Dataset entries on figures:
[Start]
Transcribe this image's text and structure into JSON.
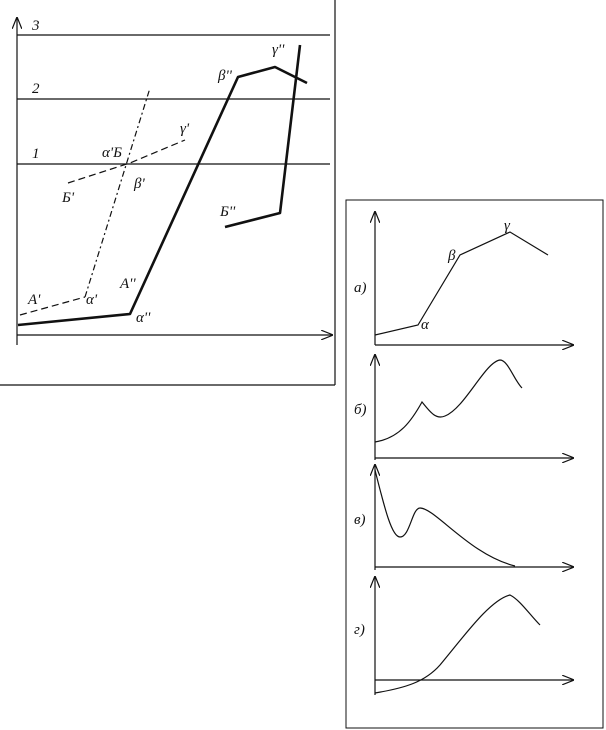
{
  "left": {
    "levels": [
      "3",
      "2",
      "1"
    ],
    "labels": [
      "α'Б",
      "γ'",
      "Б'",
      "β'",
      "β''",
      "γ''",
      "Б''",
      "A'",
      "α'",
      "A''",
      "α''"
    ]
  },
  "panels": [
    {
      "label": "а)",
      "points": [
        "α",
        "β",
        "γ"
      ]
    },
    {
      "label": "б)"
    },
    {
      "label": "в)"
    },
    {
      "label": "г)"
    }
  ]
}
[End]
What to produce
Take the records above and transcribe them exactly, dropping every picture.

Exercise solution
Transcribe this image's text and structure into JSON.
{
  "left": {
    "levels": [
      "3",
      "2",
      "1"
    ],
    "labels": [
      "α'Б",
      "γ'",
      "Б'",
      "β'",
      "β''",
      "γ''",
      "Б''",
      "A'",
      "α'",
      "A''",
      "α''"
    ]
  },
  "panels": [
    {
      "label": "а)",
      "points": [
        "α",
        "β",
        "γ"
      ]
    },
    {
      "label": "б)"
    },
    {
      "label": "в)"
    },
    {
      "label": "г)"
    }
  ]
}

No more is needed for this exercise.